▶ [GIVEN PROBLEM]:
From the line that includes "Give me a plain-text" to the last line of the records, inclusive, repeat each line exactly.

▶ [RECORDED DATA]:
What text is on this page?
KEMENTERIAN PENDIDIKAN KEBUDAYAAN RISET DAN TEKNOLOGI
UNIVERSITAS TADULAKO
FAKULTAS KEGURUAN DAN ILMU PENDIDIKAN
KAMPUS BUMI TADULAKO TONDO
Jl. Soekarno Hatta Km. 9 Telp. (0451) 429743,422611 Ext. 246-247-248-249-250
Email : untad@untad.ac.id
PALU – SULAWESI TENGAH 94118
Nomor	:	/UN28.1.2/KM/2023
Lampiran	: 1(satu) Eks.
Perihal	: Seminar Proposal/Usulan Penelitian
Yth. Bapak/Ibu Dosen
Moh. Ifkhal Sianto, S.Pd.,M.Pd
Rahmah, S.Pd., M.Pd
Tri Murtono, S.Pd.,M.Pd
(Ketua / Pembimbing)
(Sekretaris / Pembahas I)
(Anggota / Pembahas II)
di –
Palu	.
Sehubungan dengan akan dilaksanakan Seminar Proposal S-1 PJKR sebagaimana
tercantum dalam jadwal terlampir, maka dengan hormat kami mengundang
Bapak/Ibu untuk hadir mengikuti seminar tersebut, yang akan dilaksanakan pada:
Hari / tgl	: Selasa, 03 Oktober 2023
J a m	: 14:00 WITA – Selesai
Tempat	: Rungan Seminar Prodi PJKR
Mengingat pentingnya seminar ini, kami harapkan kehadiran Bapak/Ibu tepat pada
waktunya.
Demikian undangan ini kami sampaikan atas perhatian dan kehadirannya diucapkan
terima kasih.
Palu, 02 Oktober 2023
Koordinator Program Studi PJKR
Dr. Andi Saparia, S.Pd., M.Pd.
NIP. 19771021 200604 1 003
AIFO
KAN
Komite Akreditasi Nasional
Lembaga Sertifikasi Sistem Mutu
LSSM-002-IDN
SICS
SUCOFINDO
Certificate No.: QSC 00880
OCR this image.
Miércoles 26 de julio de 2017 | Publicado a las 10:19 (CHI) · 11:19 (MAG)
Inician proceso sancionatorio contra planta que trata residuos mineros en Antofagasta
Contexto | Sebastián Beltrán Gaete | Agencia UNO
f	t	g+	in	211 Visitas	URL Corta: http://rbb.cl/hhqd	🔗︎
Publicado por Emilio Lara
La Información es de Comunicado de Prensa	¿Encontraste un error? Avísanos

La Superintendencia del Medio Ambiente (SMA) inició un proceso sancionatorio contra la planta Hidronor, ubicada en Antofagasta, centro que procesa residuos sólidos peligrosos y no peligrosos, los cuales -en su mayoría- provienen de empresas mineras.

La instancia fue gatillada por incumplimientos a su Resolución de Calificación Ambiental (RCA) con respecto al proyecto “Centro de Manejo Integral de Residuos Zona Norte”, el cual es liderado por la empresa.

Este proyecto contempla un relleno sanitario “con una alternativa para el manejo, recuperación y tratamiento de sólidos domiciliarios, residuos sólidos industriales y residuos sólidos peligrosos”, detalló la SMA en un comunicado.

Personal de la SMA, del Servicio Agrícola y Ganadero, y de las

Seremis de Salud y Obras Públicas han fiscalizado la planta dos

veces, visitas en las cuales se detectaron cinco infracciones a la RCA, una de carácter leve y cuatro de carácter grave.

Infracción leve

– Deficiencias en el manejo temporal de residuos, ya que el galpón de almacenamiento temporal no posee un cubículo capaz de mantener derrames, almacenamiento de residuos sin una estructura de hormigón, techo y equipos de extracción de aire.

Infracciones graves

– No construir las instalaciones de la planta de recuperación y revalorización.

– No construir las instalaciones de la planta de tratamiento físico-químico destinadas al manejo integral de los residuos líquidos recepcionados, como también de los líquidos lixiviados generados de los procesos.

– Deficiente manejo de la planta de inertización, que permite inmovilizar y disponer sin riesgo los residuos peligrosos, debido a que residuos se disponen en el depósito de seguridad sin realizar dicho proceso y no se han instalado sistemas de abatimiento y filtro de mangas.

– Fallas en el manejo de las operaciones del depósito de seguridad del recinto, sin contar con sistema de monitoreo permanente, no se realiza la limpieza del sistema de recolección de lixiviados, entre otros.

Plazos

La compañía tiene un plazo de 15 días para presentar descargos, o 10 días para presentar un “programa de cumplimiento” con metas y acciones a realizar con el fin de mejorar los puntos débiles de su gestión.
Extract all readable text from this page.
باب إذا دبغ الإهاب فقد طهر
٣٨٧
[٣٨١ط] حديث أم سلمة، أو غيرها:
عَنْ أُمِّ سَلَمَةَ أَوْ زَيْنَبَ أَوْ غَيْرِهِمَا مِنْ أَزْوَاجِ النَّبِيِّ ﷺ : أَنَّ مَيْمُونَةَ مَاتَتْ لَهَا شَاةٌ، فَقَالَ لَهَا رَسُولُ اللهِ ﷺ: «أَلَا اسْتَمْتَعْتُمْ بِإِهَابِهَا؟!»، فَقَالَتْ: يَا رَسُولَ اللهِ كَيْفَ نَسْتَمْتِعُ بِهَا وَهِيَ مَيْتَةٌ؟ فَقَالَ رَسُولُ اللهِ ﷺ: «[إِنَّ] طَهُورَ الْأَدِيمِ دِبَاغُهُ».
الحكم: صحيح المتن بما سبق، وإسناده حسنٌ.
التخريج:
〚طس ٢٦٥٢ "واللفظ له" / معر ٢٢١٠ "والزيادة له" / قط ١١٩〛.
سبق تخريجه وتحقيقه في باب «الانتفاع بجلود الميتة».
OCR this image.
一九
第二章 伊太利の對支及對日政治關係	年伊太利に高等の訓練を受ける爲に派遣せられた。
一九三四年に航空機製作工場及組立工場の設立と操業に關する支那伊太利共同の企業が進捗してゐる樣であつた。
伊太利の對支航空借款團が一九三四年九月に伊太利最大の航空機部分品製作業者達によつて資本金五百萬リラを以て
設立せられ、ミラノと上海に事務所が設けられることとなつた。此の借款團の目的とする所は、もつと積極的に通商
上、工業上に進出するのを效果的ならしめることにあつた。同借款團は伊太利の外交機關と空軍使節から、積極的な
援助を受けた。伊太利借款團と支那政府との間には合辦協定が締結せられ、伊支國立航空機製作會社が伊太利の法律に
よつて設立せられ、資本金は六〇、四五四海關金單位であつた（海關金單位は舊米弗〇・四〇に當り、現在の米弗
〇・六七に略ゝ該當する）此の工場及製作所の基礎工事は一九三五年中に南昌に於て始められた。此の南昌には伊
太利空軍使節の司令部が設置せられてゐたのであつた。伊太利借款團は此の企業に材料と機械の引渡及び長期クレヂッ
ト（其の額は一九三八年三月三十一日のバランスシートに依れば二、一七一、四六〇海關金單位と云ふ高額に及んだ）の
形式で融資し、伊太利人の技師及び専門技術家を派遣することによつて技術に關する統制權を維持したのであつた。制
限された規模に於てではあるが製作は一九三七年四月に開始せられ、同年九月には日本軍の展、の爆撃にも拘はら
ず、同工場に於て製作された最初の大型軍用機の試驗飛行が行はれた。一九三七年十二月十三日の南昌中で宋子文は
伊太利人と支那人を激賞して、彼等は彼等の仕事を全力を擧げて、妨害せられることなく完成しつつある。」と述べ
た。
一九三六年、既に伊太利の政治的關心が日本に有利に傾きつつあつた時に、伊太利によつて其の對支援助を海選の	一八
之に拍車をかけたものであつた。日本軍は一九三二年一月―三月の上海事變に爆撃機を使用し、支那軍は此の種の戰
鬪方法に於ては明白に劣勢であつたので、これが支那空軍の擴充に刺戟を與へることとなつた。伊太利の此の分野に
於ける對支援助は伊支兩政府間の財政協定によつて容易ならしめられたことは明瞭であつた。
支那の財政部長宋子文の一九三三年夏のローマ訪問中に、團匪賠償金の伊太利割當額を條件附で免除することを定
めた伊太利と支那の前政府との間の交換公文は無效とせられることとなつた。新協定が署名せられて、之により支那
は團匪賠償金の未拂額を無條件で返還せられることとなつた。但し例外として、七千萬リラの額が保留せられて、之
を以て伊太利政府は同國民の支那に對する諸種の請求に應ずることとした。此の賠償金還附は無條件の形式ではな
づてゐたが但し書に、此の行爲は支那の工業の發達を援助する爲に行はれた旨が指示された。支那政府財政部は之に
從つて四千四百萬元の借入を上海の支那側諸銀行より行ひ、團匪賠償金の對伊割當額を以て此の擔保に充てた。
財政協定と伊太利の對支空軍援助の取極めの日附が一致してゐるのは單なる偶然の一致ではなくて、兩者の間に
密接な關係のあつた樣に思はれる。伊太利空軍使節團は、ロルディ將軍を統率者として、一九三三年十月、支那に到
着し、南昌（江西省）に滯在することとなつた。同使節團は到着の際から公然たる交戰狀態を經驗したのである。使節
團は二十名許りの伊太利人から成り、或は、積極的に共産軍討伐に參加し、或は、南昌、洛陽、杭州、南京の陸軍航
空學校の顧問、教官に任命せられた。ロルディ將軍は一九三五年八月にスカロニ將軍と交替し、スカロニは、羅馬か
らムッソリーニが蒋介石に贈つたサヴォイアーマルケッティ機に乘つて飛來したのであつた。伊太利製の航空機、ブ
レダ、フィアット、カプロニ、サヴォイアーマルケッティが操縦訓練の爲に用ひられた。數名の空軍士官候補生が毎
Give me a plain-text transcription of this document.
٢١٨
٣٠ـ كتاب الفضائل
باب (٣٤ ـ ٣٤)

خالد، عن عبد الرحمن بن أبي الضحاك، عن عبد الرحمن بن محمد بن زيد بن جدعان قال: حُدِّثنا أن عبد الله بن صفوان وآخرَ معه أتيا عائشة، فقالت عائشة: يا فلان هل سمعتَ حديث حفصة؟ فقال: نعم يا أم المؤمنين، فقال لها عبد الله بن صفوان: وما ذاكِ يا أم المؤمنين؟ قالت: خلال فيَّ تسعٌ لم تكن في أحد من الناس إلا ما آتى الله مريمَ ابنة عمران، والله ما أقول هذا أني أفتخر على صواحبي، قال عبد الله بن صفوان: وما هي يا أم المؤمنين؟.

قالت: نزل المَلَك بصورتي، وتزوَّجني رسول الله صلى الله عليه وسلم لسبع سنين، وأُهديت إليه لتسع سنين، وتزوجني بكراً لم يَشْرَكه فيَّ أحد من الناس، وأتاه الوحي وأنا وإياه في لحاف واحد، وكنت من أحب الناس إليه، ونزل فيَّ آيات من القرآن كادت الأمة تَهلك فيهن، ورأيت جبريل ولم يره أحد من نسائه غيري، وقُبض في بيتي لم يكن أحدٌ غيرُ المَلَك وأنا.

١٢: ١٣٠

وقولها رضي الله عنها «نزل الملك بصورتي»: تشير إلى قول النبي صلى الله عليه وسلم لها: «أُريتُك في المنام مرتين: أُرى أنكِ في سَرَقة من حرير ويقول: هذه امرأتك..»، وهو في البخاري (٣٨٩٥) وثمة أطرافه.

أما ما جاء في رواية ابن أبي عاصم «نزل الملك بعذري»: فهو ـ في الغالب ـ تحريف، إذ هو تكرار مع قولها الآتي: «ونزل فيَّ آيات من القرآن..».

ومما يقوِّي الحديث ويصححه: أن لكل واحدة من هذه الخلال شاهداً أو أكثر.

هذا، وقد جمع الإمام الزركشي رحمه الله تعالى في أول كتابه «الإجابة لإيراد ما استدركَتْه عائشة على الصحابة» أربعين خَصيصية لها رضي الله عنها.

▶ [EXERCISE OUTPUT]:
Give me a plain-text transcription of this document.
٢١٨
٣٠ـ كتاب الفضائل
باب (٣٤ ـ ٣٤)

خالد، عن عبد الرحمن بن أبي الضحاك، عن عبد الرحمن بن محمد بن زيد بن جدعان قال: حُدِّثنا أن عبد الله بن صفوان وآخرَ معه أتيا عائشة، فقالت عائشة: يا فلان هل سمعتَ حديث حفصة؟ فقال: نعم يا أم المؤمنين، فقال لها عبد الله بن صفوان: وما ذاكِ يا أم المؤمنين؟ قالت: خلال فيَّ تسعٌ لم تكن في أحد من الناس إلا ما آتى الله مريمَ ابنة عمران، والله ما أقول هذا أني أفتخر على صواحبي، قال عبد الله بن صفوان: وما هي يا أم المؤمنين؟.

قالت: نزل المَلَك بصورتي، وتزوَّجني رسول الله صلى الله عليه وسلم لسبع سنين، وأُهديت إليه لتسع سنين، وتزوجني بكراً لم يَشْرَكه فيَّ أحد من الناس، وأتاه الوحي وأنا وإياه في لحاف واحد، وكنت من أحب الناس إليه، ونزل فيَّ آيات من القرآن كادت الأمة تَهلك فيهن، ورأيت جبريل ولم يره أحد من نسائه غيري، وقُبض في بيتي لم يكن أحدٌ غيرُ المَلَك وأنا.

١٢: ١٣٠

وقولها رضي الله عنها «نزل الملك بصورتي»: تشير إلى قول النبي صلى الله عليه وسلم لها: «أُريتُك في المنام مرتين: أُرى أنكِ في سَرَقة من حرير ويقول: هذه امرأتك..»، وهو في البخاري (٣٨٩٥) وثمة أطرافه.

أما ما جاء في رواية ابن أبي عاصم «نزل الملك بعذري»: فهو ـ في الغالب ـ تحريف، إذ هو تكرار مع قولها الآتي: «ونزل فيَّ آيات من القرآن..».

ومما يقوِّي الحديث ويصححه: أن لكل واحدة من هذه الخلال شاهداً أو أكثر.

هذا، وقد جمع الإمام الزركشي رحمه الله تعالى في أول كتابه «الإجابة لإيراد ما استدركَتْه عائشة على الصحابة» أربعين خَصيصية لها رضي الله عنها.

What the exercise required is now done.